:: Extracted entries ::
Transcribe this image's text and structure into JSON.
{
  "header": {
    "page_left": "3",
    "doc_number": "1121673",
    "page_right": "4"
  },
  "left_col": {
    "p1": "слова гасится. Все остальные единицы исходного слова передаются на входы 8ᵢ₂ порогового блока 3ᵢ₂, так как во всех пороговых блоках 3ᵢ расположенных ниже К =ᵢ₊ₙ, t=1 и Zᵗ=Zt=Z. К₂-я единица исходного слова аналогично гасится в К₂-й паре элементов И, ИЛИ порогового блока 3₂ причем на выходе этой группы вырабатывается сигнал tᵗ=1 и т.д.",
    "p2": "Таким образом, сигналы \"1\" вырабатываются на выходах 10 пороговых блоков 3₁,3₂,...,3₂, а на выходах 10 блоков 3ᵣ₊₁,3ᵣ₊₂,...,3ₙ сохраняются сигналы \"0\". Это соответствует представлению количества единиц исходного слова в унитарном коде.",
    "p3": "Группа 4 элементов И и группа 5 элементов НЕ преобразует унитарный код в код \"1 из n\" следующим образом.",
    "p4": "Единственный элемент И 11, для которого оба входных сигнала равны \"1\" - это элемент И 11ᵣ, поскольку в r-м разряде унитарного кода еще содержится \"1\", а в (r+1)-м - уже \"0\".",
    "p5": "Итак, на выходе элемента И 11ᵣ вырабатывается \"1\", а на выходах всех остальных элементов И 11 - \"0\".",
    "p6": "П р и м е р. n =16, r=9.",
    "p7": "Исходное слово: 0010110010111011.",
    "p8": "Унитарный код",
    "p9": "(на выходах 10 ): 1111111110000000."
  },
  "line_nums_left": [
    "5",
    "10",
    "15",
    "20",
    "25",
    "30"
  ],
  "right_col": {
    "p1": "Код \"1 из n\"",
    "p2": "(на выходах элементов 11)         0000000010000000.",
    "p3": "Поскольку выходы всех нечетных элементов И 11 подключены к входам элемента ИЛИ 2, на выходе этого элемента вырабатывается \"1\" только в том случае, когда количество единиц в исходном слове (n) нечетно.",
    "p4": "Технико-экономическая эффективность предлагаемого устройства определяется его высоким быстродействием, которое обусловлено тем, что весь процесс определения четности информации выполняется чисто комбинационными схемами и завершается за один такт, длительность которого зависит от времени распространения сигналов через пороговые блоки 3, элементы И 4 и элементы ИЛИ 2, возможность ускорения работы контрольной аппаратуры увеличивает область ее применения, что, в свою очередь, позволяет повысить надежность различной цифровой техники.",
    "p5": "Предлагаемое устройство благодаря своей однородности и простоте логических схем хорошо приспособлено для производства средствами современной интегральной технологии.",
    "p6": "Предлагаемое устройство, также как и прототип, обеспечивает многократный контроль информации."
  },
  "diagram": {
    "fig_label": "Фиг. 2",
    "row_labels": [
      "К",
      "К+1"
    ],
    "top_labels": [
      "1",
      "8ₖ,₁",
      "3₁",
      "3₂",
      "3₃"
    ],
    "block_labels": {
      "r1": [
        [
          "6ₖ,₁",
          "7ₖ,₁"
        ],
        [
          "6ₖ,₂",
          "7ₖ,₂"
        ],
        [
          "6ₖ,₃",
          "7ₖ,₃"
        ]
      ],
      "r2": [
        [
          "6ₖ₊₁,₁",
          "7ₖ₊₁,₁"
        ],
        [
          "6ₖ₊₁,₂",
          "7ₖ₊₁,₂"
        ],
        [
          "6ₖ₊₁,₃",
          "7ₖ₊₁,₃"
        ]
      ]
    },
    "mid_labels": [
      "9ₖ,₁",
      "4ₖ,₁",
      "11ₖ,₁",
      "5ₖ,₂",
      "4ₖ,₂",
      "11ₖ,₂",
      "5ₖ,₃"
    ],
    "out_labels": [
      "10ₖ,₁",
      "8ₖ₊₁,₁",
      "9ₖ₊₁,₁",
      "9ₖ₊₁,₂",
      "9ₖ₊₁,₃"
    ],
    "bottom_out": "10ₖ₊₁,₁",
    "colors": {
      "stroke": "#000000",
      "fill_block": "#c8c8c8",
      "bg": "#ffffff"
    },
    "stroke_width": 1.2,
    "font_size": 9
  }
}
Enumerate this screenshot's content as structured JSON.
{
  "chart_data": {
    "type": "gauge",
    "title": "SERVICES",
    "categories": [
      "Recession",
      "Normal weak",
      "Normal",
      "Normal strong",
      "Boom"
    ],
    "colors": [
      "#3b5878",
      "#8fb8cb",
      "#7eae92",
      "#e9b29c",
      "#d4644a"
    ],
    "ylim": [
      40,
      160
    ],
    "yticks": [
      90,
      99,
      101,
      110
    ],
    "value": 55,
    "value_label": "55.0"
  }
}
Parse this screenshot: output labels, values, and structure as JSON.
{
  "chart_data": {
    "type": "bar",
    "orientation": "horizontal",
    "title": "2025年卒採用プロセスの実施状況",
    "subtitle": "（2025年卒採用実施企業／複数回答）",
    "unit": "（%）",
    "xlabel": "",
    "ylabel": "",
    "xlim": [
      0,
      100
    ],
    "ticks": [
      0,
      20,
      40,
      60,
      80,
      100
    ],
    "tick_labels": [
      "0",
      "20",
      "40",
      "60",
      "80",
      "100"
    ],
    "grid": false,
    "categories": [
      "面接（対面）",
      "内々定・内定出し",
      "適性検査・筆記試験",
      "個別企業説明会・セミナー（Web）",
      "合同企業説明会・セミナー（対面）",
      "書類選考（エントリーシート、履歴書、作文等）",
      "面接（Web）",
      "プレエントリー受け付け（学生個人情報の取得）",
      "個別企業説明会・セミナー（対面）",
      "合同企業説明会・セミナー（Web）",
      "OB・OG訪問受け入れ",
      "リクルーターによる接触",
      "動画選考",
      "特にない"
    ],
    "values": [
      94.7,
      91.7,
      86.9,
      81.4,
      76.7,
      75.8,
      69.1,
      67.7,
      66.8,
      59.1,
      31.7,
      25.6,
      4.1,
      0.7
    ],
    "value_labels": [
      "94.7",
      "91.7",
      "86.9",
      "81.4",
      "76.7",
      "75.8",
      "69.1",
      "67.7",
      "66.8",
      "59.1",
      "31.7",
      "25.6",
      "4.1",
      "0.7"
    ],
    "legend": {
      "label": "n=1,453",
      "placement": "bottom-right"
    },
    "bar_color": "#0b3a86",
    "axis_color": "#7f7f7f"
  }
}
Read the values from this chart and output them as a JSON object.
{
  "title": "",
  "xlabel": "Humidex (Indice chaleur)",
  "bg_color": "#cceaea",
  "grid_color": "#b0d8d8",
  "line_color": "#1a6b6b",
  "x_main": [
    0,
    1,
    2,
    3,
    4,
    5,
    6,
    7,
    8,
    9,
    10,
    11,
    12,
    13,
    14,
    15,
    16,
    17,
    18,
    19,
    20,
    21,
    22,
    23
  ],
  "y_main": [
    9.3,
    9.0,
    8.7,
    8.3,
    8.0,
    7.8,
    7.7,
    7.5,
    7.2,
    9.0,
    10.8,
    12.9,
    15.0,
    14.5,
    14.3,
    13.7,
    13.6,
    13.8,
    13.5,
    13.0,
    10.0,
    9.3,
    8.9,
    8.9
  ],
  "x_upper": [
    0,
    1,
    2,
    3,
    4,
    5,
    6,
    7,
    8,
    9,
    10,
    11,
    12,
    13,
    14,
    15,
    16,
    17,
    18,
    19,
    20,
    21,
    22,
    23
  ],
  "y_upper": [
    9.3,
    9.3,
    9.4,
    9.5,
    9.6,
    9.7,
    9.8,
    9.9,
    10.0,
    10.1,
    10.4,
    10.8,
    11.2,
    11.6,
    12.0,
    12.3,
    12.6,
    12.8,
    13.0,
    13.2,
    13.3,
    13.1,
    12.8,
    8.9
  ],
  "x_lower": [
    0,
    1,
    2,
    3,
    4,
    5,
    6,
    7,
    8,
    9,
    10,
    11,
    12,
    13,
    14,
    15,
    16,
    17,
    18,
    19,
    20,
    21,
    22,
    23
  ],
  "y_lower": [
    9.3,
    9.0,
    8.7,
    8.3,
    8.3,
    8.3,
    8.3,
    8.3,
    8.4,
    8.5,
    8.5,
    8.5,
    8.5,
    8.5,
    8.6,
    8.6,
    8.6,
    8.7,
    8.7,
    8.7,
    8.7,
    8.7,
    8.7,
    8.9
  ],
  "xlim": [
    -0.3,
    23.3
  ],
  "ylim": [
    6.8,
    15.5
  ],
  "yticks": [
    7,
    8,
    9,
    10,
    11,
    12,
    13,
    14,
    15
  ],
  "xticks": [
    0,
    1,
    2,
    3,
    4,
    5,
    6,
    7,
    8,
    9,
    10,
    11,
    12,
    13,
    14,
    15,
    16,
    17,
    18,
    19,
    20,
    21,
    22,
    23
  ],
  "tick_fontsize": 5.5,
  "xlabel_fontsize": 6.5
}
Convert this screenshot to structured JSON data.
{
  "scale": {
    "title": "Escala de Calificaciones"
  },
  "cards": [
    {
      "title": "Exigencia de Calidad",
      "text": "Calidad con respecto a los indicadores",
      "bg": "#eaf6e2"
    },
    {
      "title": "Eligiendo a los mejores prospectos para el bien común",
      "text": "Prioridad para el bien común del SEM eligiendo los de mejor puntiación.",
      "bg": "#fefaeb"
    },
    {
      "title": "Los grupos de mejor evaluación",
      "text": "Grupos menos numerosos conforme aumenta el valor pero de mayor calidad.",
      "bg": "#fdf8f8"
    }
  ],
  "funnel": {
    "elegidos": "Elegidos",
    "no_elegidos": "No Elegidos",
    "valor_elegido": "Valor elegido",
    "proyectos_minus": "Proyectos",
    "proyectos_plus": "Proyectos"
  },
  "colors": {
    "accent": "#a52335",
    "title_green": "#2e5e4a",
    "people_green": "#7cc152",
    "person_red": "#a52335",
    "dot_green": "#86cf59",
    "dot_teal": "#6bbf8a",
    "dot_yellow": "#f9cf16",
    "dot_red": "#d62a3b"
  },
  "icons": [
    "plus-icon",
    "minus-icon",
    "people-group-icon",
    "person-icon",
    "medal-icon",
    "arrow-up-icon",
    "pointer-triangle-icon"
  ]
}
:::
■ **Exercise instructions**: Extract all lines that hold the word "común".

■ **Answer to the problem**:
      "title": "Eligiendo a los mejores prospectos para el bien común",
      "text": "Prioridad para el bien común del SEM eligiendo los de mejor puntiación.",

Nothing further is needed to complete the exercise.